* Task instructions
Return the whole listing, keeping every character the same.

* Dataset records
START

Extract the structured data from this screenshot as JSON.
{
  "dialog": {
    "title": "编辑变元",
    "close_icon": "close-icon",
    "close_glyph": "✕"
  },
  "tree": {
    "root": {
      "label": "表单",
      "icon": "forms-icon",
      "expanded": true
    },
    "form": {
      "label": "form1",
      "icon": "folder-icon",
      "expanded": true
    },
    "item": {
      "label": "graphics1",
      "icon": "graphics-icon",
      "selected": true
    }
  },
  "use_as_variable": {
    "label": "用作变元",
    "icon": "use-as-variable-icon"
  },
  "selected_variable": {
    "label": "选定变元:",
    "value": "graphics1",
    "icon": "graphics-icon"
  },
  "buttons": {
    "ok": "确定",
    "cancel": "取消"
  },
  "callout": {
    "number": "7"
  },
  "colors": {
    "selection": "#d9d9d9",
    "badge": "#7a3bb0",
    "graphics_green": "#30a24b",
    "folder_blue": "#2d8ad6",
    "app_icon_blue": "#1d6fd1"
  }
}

END

* Complete output
Extract the structured data from this screenshot as JSON.
{
  "dialog": {
    "title": "编辑变元",
    "close_icon": "close-icon",
    "close_glyph": "✕"
  },
  "tree": {
    "root": {
      "label": "表单",
      "icon": "forms-icon",
      "expanded": true
    },
    "form": {
      "label": "form1",
      "icon": "folder-icon",
      "expanded": true
    },
    "item": {
      "label": "graphics1",
      "icon": "graphics-icon",
      "selected": true
    }
  },
  "use_as_variable": {
    "label": "用作变元",
    "icon": "use-as-variable-icon"
  },
  "selected_variable": {
    "label": "选定变元:",
    "value": "graphics1",
    "icon": "graphics-icon"
  },
  "buttons": {
    "ok": "确定",
    "cancel": "取消"
  },
  "callout": {
    "number": "7"
  },
  "colors": {
    "selection": "#d9d9d9",
    "badge": "#7a3bb0",
    "graphics_green": "#30a24b",
    "folder_blue": "#2d8ad6",
    "app_icon_blue": "#1d6fd1"
  }
}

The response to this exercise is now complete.